** START INPUT **
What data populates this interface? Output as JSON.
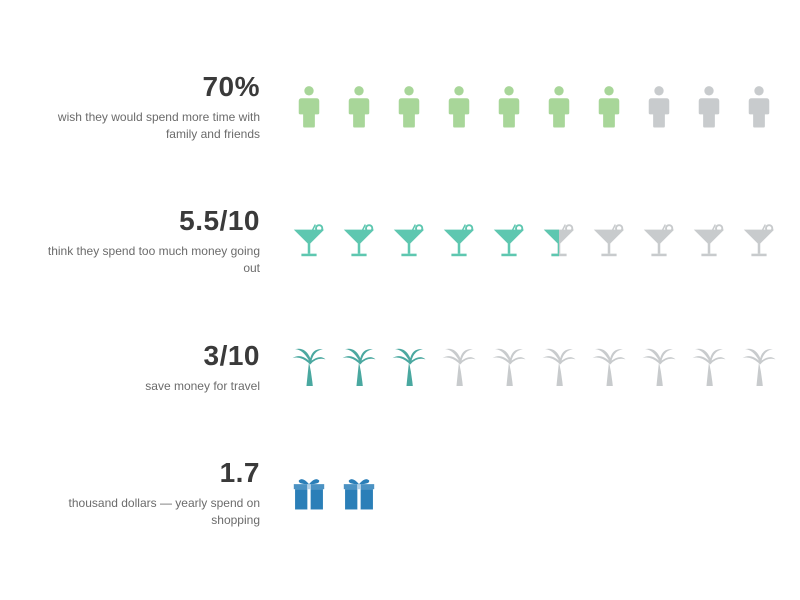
{
  "background_color": "#ffffff",
  "stat_color": "#3a3a3a",
  "desc_color": "#6b6b6b",
  "inactive_color": "#c8cbcd",
  "stat_fontsize": 28,
  "desc_fontsize": 12,
  "icon_count_per_row": 10,
  "rows": [
    {
      "id": "family",
      "stat": "70%",
      "desc": "wish they would spend more time with family and friends",
      "icon": "person",
      "filled": 7,
      "partial": 0,
      "active_color": "#a8d699"
    },
    {
      "id": "going-out",
      "stat": "5.5/10",
      "desc": "think they spend too much money going out",
      "icon": "cocktail",
      "filled": 5,
      "partial": 0.5,
      "active_color": "#5ec7b0"
    },
    {
      "id": "travel",
      "stat": "3/10",
      "desc": "save money for travel",
      "icon": "palm",
      "filled": 3,
      "partial": 0,
      "active_color": "#4aa8a0"
    },
    {
      "id": "shopping",
      "stat": "1.7",
      "desc": "thousand dollars — yearly spend on shopping",
      "icon": "gift",
      "filled": 2,
      "partial": 0,
      "total": 2,
      "active_color": "#2b7fb8"
    }
  ]
}
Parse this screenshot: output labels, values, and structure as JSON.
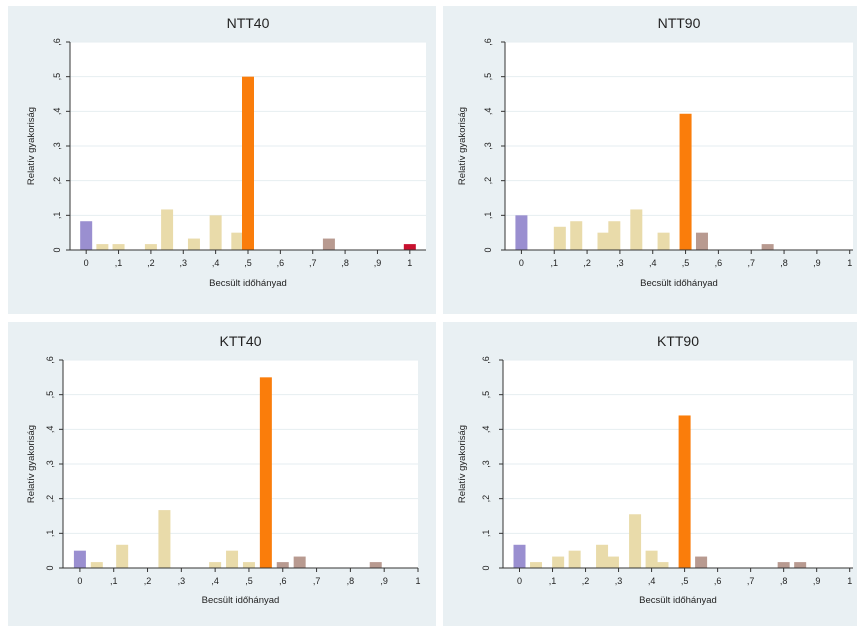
** END INPUT **
THE TASK —
In the entries above, identify each line that includes the string "travel", then copy it.

TASK SOLUTION —
      "id": "travel",
      "desc": "save money for travel",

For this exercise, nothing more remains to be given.